## start Entries

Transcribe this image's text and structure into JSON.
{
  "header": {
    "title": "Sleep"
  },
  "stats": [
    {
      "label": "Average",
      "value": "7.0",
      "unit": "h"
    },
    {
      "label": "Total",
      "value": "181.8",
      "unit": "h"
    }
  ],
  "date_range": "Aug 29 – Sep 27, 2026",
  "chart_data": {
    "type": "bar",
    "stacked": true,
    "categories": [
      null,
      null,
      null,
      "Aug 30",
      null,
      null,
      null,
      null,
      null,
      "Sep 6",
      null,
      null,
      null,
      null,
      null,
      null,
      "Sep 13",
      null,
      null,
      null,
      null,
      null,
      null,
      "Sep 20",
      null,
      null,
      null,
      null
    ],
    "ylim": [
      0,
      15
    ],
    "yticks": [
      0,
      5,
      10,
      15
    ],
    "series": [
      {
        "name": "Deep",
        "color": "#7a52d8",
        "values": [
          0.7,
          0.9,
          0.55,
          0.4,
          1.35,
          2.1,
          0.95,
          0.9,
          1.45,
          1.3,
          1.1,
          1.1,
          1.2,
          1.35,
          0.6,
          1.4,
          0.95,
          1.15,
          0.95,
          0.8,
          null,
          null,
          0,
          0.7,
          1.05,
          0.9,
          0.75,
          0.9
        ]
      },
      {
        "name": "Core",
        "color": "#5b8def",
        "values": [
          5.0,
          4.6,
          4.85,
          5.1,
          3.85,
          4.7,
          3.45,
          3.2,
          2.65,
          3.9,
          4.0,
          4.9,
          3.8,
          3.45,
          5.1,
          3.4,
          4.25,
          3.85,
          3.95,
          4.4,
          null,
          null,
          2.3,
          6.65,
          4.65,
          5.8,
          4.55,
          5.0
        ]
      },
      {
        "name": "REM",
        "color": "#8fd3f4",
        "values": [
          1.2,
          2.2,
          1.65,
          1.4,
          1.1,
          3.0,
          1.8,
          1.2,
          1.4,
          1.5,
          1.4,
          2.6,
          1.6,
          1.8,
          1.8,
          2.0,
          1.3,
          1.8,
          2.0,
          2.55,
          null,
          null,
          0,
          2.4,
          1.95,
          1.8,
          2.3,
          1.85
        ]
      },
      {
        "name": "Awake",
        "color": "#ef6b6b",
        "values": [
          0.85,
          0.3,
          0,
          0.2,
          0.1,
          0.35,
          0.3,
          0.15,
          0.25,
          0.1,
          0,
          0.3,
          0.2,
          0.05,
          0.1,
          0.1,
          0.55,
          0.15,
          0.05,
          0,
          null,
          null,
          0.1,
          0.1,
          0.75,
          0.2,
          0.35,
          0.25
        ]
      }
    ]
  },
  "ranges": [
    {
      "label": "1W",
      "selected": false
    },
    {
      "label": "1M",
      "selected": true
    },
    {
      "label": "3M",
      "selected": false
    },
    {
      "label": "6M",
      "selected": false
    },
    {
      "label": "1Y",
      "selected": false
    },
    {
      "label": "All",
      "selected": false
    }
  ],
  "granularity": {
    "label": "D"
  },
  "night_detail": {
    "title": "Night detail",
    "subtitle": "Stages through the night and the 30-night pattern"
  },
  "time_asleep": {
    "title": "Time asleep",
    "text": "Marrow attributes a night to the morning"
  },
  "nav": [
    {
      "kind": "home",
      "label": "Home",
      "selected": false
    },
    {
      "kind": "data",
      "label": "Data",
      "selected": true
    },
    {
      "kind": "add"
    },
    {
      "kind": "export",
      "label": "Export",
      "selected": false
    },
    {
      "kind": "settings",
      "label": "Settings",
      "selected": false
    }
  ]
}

## end Entries

Exercise =
Go through the listing above and work out how many lines contain the string "kind". Reply with the number alone.

Written solution =
5